TO BE DONE — Return the lines below that carry the word "JSON".

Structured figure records
'''
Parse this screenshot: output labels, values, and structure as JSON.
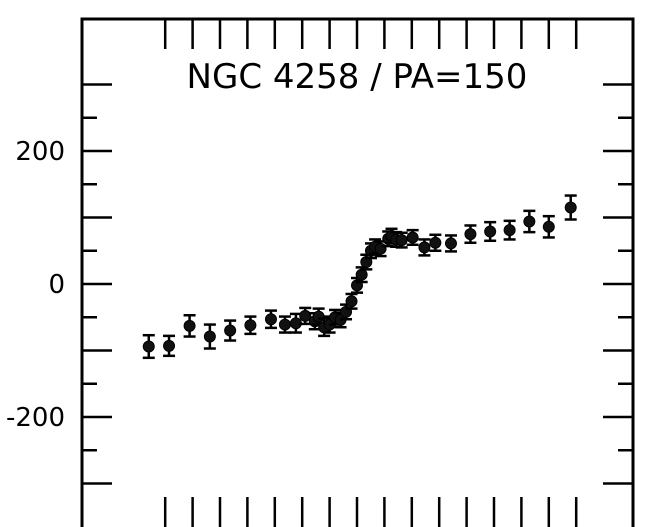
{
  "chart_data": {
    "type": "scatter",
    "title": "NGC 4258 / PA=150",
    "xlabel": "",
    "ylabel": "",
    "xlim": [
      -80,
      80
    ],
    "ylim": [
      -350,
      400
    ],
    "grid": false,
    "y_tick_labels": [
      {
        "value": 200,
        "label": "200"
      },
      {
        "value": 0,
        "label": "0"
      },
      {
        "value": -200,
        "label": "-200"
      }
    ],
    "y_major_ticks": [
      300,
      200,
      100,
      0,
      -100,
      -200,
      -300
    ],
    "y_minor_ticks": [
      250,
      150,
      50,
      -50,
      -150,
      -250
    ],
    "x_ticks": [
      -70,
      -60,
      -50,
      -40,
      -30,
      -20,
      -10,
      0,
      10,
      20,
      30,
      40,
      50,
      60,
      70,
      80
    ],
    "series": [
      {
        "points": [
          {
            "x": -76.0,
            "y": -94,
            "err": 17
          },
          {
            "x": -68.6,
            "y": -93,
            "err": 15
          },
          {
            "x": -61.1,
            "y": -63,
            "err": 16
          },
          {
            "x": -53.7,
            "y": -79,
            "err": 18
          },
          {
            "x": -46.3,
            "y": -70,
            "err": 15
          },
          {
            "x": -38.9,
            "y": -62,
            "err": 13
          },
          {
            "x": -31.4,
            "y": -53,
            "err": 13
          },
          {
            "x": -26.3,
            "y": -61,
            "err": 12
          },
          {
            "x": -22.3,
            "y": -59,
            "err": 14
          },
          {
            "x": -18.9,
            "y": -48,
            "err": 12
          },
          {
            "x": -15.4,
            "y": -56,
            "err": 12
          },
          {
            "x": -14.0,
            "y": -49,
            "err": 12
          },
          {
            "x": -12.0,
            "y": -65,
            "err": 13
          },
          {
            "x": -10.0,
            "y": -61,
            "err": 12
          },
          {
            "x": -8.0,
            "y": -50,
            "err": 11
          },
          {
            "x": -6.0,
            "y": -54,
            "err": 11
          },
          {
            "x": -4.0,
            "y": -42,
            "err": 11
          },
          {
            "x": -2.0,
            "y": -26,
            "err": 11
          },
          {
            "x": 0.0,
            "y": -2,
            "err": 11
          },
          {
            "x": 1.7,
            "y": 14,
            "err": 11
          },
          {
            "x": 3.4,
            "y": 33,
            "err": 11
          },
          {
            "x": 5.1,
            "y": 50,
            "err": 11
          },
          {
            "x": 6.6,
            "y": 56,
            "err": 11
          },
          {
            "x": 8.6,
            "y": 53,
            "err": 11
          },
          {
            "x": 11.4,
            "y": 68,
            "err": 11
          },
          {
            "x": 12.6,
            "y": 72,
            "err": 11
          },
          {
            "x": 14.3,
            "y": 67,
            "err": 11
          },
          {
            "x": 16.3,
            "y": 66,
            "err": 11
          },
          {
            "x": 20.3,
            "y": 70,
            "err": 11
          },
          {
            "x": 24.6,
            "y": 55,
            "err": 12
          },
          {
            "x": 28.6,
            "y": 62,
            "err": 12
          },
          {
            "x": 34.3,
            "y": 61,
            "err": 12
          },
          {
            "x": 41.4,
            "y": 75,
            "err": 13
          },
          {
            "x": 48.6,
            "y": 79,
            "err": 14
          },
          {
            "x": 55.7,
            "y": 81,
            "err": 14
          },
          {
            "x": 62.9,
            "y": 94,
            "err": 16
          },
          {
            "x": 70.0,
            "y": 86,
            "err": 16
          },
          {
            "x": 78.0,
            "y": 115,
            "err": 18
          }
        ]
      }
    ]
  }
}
'''
'''
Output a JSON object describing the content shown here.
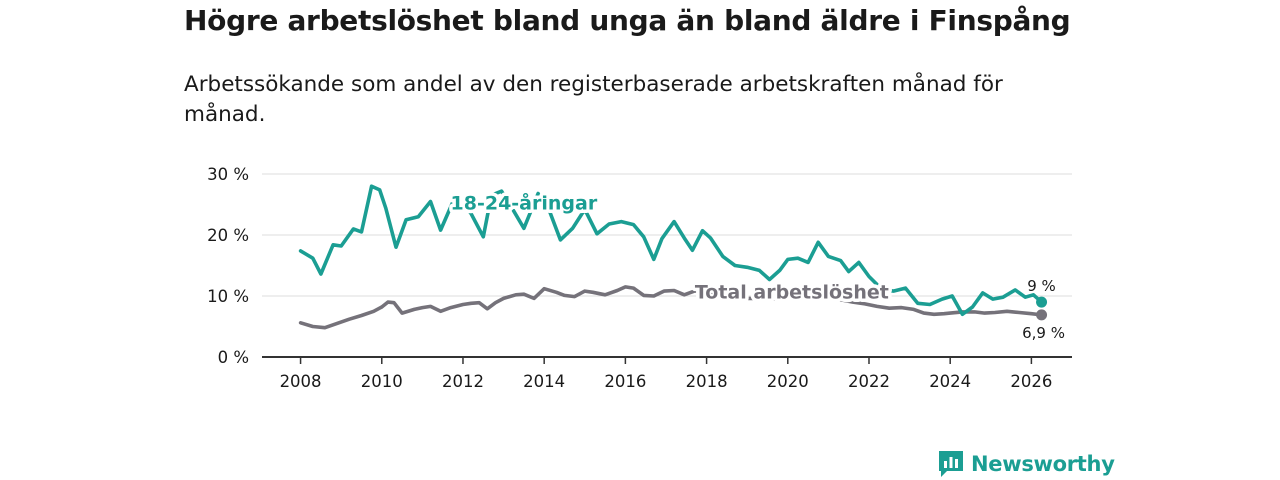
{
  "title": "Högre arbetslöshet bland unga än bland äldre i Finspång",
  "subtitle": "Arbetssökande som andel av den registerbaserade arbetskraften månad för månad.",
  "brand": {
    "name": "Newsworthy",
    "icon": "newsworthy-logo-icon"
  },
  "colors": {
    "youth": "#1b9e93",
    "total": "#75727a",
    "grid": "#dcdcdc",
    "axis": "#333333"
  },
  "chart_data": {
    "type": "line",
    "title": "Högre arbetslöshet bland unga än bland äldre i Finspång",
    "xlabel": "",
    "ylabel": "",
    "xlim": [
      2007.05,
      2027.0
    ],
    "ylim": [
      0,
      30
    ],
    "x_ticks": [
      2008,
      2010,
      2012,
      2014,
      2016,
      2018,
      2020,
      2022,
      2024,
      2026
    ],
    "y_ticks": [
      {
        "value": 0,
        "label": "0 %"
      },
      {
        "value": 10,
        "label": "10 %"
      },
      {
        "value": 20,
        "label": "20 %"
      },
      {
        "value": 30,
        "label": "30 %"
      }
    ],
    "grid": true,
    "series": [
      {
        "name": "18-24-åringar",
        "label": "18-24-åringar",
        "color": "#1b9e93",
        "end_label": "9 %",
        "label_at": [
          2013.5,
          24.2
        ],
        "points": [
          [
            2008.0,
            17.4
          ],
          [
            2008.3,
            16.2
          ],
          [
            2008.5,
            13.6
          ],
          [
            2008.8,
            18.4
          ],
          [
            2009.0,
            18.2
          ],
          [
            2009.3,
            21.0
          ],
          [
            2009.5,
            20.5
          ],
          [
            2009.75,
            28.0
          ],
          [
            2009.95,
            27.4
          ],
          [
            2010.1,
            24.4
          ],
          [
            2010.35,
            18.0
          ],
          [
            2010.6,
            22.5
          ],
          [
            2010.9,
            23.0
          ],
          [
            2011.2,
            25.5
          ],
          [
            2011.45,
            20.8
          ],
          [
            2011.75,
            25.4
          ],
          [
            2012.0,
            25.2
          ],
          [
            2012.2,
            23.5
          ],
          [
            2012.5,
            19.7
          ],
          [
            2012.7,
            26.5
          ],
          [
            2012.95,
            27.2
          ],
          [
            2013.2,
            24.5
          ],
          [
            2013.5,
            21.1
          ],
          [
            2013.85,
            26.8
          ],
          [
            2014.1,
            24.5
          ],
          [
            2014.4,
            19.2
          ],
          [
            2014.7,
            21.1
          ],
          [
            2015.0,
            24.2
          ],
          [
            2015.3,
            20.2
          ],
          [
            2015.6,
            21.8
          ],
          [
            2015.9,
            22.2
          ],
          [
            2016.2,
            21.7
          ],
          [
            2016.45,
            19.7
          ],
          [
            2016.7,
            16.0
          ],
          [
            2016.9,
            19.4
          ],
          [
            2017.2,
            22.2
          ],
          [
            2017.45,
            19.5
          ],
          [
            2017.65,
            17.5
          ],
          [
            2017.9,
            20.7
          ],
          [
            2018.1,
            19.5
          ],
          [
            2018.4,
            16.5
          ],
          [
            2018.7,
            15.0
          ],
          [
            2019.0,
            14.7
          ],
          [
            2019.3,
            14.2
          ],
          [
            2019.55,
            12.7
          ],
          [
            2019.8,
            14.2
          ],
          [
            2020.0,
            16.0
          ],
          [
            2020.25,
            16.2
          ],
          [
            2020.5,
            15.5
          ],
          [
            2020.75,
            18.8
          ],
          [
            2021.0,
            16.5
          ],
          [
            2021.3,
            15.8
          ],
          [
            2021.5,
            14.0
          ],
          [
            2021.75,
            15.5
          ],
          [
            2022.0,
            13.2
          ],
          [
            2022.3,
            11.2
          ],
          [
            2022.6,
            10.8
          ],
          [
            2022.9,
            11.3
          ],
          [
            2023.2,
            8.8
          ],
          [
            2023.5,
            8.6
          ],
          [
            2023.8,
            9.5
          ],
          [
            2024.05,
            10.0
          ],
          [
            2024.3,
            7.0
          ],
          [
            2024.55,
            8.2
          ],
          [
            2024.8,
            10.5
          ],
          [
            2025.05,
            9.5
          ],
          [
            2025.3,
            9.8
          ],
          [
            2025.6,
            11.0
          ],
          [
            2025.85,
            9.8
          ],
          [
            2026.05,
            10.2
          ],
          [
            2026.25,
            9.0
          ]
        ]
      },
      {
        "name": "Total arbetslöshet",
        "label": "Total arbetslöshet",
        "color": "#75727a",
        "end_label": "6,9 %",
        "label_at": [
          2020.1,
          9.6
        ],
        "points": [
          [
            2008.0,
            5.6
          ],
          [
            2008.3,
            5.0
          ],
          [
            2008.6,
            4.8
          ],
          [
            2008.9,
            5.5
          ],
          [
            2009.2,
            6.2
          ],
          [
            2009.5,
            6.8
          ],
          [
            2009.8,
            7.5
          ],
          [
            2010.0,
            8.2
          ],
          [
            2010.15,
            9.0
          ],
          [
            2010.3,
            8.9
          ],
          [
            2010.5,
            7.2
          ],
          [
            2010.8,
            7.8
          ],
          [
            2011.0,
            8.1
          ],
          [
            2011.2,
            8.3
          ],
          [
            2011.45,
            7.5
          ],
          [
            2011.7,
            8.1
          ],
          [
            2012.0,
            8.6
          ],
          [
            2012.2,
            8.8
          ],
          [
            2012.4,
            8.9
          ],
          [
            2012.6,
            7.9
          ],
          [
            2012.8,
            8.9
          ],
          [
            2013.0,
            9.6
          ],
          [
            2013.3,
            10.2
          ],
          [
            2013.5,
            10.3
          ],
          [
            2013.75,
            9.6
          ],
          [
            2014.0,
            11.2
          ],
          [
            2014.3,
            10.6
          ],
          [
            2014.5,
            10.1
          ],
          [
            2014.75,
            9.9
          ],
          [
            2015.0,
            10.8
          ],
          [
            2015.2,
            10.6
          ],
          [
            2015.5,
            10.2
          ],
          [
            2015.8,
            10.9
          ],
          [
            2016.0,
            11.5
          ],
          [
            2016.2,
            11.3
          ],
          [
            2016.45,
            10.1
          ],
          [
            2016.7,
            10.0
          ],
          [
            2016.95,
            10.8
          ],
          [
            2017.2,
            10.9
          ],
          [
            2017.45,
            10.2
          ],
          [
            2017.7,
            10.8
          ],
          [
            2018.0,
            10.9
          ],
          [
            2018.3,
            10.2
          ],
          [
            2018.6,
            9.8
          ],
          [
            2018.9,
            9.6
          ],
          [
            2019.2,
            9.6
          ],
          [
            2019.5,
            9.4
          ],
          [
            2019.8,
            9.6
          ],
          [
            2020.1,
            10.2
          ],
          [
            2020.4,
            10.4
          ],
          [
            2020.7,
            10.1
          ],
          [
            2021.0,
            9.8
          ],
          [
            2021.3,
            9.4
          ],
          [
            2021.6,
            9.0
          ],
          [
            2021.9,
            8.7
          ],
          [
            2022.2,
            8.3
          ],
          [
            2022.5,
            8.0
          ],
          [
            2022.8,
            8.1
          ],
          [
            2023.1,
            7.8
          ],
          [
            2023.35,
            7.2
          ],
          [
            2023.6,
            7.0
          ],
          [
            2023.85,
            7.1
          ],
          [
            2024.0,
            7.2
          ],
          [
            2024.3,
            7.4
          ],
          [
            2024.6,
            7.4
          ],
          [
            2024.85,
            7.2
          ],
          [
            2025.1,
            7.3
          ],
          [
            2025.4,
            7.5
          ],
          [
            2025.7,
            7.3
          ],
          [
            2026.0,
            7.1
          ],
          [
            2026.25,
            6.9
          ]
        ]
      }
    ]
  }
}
'''
'''
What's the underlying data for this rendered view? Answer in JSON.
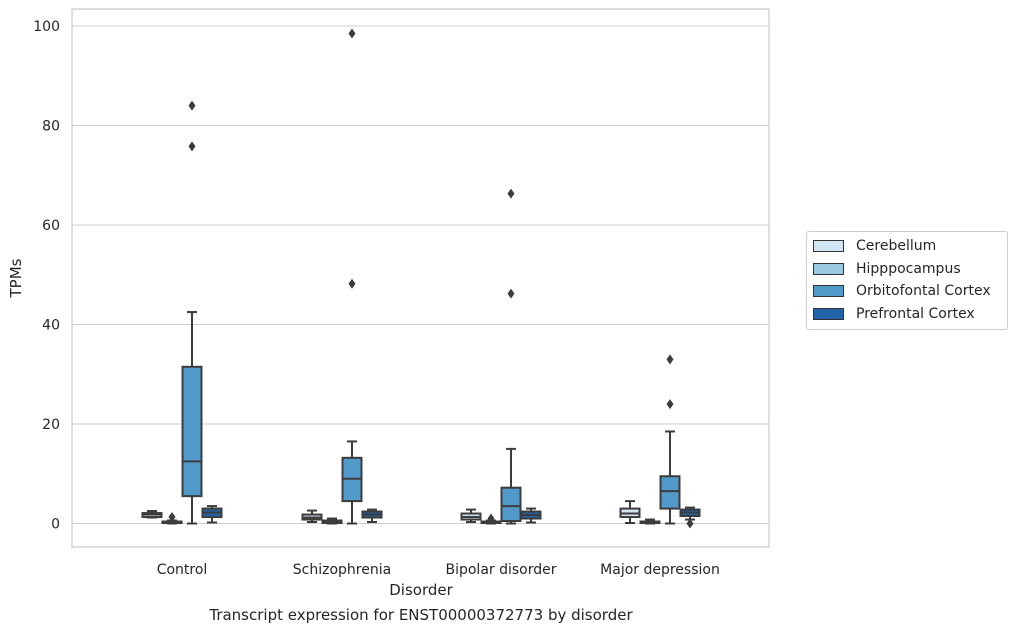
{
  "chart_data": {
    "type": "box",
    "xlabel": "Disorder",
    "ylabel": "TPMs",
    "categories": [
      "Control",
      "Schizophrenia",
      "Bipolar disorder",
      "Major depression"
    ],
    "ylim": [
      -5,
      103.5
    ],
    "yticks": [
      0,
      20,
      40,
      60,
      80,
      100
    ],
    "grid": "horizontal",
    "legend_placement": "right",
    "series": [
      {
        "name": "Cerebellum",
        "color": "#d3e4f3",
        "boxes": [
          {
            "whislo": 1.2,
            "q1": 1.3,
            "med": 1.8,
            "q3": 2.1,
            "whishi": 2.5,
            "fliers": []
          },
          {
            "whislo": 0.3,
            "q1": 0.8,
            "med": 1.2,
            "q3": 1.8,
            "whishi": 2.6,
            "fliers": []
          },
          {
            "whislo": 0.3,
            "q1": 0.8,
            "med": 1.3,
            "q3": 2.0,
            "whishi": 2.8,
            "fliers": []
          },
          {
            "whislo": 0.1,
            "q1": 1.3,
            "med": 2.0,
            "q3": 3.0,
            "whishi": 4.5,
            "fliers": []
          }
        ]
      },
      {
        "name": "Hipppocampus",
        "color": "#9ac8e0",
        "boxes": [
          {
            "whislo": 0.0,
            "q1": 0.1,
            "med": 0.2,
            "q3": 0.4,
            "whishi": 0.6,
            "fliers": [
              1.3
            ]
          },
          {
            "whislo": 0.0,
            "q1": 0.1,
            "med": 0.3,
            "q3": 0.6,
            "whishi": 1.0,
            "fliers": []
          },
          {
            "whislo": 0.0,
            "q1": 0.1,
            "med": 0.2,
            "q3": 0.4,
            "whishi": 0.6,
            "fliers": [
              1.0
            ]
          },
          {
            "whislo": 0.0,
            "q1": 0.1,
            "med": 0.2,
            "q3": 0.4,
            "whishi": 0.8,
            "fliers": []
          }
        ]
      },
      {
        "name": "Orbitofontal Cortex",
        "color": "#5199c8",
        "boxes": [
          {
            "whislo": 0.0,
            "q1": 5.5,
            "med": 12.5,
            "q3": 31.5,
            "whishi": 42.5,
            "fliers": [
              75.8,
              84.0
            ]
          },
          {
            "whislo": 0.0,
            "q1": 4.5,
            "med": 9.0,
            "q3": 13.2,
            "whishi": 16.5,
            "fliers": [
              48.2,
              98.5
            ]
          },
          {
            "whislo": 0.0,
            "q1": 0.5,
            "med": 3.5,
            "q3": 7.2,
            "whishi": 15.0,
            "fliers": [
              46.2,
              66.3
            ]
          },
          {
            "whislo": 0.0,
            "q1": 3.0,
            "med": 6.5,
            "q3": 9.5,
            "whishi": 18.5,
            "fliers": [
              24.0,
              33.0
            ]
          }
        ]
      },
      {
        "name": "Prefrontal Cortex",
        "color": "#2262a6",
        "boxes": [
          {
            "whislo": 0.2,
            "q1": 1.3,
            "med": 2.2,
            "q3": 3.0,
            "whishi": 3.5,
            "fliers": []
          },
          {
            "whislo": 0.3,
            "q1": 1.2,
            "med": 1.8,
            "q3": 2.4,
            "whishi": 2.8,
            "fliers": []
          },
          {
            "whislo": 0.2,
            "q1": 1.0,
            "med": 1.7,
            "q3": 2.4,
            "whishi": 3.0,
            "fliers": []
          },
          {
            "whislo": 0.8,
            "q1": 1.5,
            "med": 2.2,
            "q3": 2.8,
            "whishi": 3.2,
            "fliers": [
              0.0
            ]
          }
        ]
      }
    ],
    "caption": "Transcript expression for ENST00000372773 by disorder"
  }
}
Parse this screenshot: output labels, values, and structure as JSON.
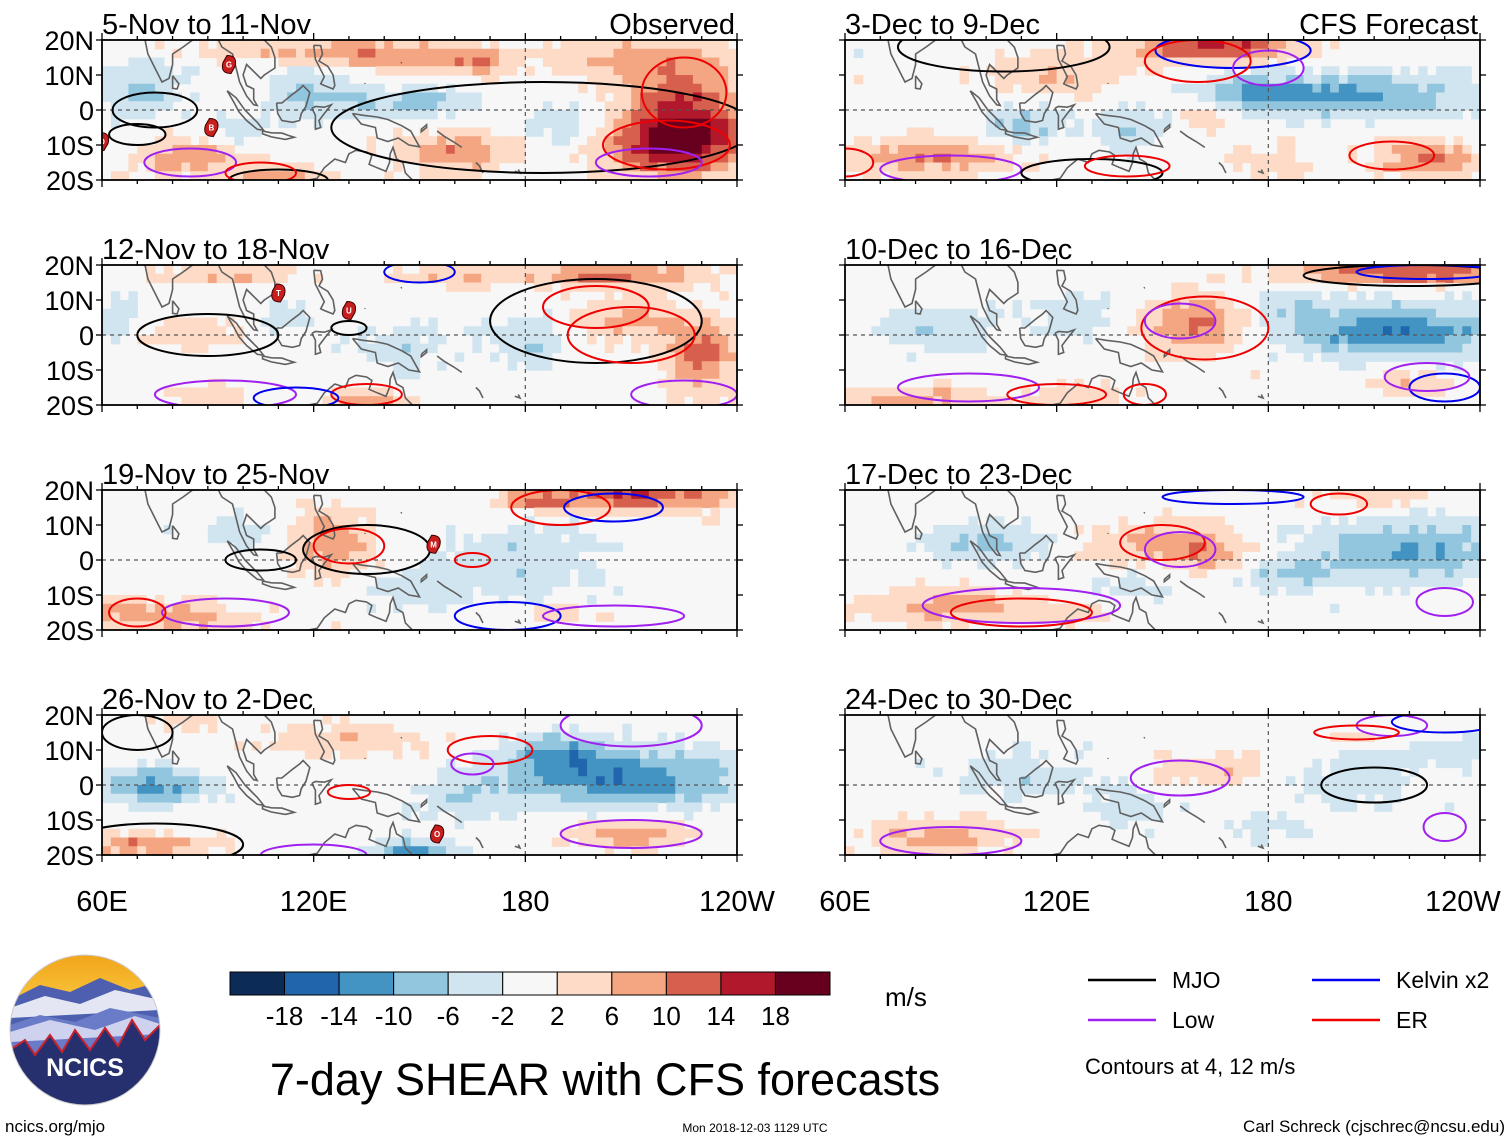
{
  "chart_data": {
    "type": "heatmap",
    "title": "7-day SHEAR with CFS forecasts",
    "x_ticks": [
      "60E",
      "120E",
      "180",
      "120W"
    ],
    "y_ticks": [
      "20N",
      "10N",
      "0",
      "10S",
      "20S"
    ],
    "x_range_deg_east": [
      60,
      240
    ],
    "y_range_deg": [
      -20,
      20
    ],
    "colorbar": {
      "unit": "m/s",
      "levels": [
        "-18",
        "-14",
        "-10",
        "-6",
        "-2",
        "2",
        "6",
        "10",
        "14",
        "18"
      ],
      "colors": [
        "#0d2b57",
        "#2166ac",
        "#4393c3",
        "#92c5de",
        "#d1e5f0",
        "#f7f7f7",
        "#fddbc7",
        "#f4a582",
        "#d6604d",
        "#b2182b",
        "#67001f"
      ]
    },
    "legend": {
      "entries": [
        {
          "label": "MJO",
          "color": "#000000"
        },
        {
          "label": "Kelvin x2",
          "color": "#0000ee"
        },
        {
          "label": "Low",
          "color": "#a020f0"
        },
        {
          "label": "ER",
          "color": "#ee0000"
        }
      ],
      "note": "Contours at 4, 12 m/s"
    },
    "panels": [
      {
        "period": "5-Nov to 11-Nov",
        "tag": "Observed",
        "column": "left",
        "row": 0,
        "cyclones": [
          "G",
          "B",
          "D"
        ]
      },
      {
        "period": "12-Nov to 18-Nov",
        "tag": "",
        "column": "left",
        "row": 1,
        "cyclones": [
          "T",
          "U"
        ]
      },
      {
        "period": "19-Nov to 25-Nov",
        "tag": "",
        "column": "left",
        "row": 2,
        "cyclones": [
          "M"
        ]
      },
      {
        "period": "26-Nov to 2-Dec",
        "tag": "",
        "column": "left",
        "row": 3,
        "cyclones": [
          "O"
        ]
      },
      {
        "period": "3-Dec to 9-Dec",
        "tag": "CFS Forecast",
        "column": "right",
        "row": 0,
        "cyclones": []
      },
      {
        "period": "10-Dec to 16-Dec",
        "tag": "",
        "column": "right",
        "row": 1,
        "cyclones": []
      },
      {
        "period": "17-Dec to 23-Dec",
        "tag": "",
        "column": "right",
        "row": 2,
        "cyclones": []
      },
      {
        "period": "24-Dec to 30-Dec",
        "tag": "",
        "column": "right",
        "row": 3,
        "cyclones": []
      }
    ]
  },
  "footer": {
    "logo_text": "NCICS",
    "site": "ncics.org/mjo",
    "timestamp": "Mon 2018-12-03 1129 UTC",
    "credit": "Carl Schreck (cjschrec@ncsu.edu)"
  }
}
'''
REPLY TO THE EXERCISE —
Parse this screenshot: output labels, values, and structure as JSON.
Output a JSON object describing the content shown here.
What's the underlying data for this rendered view? Answer in JSON.
Parse this screenshot: output labels, values, and structure as JSON.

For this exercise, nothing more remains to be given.